BEGIN Data for processing

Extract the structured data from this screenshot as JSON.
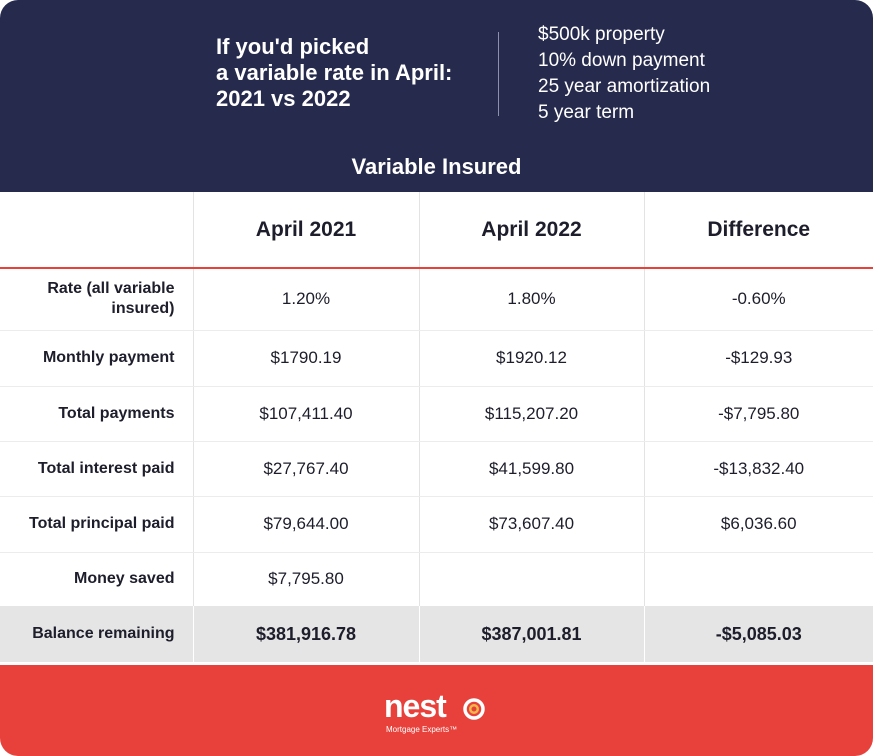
{
  "header": {
    "headline": [
      "If you'd picked",
      "a variable rate in April:",
      "2021 vs 2022"
    ],
    "specs": [
      "$500k property",
      "10% down payment",
      "25 year amortization",
      "5 year term"
    ],
    "subtitle": "Variable Insured"
  },
  "table": {
    "columns": [
      "April 2021",
      "April 2022",
      "Difference"
    ],
    "rows": [
      {
        "label": "Rate (all variable insured)",
        "values": [
          "1.20%",
          "1.80%",
          "-0.60%"
        ]
      },
      {
        "label": "Monthly payment",
        "values": [
          "$1790.19",
          "$1920.12",
          "-$129.93"
        ]
      },
      {
        "label": "Total payments",
        "values": [
          "$107,411.40",
          "$115,207.20",
          "-$7,795.80"
        ]
      },
      {
        "label": "Total interest paid",
        "values": [
          "$27,767.40",
          "$41,599.80",
          "-$13,832.40"
        ]
      },
      {
        "label": "Total principal paid",
        "values": [
          "$79,644.00",
          "$73,607.40",
          "$6,036.60"
        ]
      },
      {
        "label": "Money saved",
        "values": [
          "$7,795.80",
          "",
          ""
        ]
      }
    ],
    "total": {
      "label": "Balance remaining",
      "values": [
        "$381,916.78",
        "$387,001.81",
        "-$5,085.03"
      ]
    }
  },
  "footer": {
    "logo_word": "nest",
    "logo_tagline": "Mortgage Experts™"
  },
  "colors": {
    "navy": "#262a4d",
    "accent_red": "#e8413b",
    "total_row_bg": "#e5e5e5"
  }
}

END Data for processing

Omit every picture, then reproduce the rest of the listing exactly.

Extract the structured data from this screenshot as JSON.
{
  "header": {
    "headline": [
      "If you'd picked",
      "a variable rate in April:",
      "2021 vs 2022"
    ],
    "specs": [
      "$500k property",
      "10% down payment",
      "25 year amortization",
      "5 year term"
    ],
    "subtitle": "Variable Insured"
  },
  "table": {
    "columns": [
      "April 2021",
      "April 2022",
      "Difference"
    ],
    "rows": [
      {
        "label": "Rate (all variable insured)",
        "values": [
          "1.20%",
          "1.80%",
          "-0.60%"
        ]
      },
      {
        "label": "Monthly payment",
        "values": [
          "$1790.19",
          "$1920.12",
          "-$129.93"
        ]
      },
      {
        "label": "Total payments",
        "values": [
          "$107,411.40",
          "$115,207.20",
          "-$7,795.80"
        ]
      },
      {
        "label": "Total interest paid",
        "values": [
          "$27,767.40",
          "$41,599.80",
          "-$13,832.40"
        ]
      },
      {
        "label": "Total principal paid",
        "values": [
          "$79,644.00",
          "$73,607.40",
          "$6,036.60"
        ]
      },
      {
        "label": "Money saved",
        "values": [
          "$7,795.80",
          "",
          ""
        ]
      }
    ],
    "total": {
      "label": "Balance remaining",
      "values": [
        "$381,916.78",
        "$387,001.81",
        "-$5,085.03"
      ]
    }
  },
  "footer": {
    "logo_word": "nest",
    "logo_tagline": "Mortgage Experts™"
  },
  "colors": {
    "navy": "#262a4d",
    "accent_red": "#e8413b",
    "total_row_bg": "#e5e5e5"
  }
}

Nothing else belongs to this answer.